Direction. Each entry below should be reproduced character for character.

Listed entries.
# # #

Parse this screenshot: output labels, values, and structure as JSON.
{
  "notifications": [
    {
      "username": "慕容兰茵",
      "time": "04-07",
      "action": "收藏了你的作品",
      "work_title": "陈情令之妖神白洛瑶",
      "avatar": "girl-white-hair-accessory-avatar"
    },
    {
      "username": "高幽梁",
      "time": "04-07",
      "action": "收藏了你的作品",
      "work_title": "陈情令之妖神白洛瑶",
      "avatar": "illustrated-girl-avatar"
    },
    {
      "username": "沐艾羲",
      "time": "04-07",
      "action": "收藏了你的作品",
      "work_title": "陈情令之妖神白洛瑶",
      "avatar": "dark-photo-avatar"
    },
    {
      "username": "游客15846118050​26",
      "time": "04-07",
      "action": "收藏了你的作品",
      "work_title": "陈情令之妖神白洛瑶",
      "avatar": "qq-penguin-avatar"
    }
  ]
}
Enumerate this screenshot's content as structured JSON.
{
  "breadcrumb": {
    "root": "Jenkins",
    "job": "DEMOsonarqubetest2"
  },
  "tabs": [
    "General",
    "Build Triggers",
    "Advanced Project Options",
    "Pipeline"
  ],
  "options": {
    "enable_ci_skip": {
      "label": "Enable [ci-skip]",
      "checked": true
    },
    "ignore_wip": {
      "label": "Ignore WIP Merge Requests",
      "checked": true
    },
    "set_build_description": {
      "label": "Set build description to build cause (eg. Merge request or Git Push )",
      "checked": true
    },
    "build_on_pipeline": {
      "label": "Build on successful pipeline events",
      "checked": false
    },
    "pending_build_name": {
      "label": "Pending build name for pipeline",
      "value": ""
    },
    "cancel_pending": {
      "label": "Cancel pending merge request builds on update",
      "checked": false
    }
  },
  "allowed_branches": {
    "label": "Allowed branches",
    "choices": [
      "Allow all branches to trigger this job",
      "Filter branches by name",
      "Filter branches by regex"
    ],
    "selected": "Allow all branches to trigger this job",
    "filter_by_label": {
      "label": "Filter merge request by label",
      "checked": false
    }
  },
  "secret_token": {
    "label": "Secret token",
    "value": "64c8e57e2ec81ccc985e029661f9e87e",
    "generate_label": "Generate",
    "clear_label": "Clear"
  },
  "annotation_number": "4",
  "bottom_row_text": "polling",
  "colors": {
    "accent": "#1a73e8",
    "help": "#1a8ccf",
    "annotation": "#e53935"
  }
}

# # #

Solution to this task.
Parse this screenshot: output labels, values, and structure as JSON.
{
  "notifications": [
    {
      "username": "慕容兰茵",
      "time": "04-07",
      "action": "收藏了你的作品",
      "work_title": "陈情令之妖神白洛瑶",
      "avatar": "girl-white-hair-accessory-avatar"
    },
    {
      "username": "高幽梁",
      "time": "04-07",
      "action": "收藏了你的作品",
      "work_title": "陈情令之妖神白洛瑶",
      "avatar": "illustrated-girl-avatar"
    },
    {
      "username": "沐艾羲",
      "time": "04-07",
      "action": "收藏了你的作品",
      "work_title": "陈情令之妖神白洛瑶",
      "avatar": "dark-photo-avatar"
    },
    {
      "username": "游客15846118050​26",
      "time": "04-07",
      "action": "收藏了你的作品",
      "work_title": "陈情令之妖神白洛瑶",
      "avatar": "qq-penguin-avatar"
    }
  ]
}
Enumerate this screenshot's content as structured JSON.
{
  "breadcrumb": {
    "root": "Jenkins",
    "job": "DEMOsonarqubetest2"
  },
  "tabs": [
    "General",
    "Build Triggers",
    "Advanced Project Options",
    "Pipeline"
  ],
  "options": {
    "enable_ci_skip": {
      "label": "Enable [ci-skip]",
      "checked": true
    },
    "ignore_wip": {
      "label": "Ignore WIP Merge Requests",
      "checked": true
    },
    "set_build_description": {
      "label": "Set build description to build cause (eg. Merge request or Git Push )",
      "checked": true
    },
    "build_on_pipeline": {
      "label": "Build on successful pipeline events",
      "checked": false
    },
    "pending_build_name": {
      "label": "Pending build name for pipeline",
      "value": ""
    },
    "cancel_pending": {
      "label": "Cancel pending merge request builds on update",
      "checked": false
    }
  },
  "allowed_branches": {
    "label": "Allowed branches",
    "choices": [
      "Allow all branches to trigger this job",
      "Filter branches by name",
      "Filter branches by regex"
    ],
    "selected": "Allow all branches to trigger this job",
    "filter_by_label": {
      "label": "Filter merge request by label",
      "checked": false
    }
  },
  "secret_token": {
    "label": "Secret token",
    "value": "64c8e57e2ec81ccc985e029661f9e87e",
    "generate_label": "Generate",
    "clear_label": "Clear"
  },
  "annotation_number": "4",
  "bottom_row_text": "polling",
  "colors": {
    "accent": "#1a73e8",
    "help": "#1a8ccf",
    "annotation": "#e53935"
  }
}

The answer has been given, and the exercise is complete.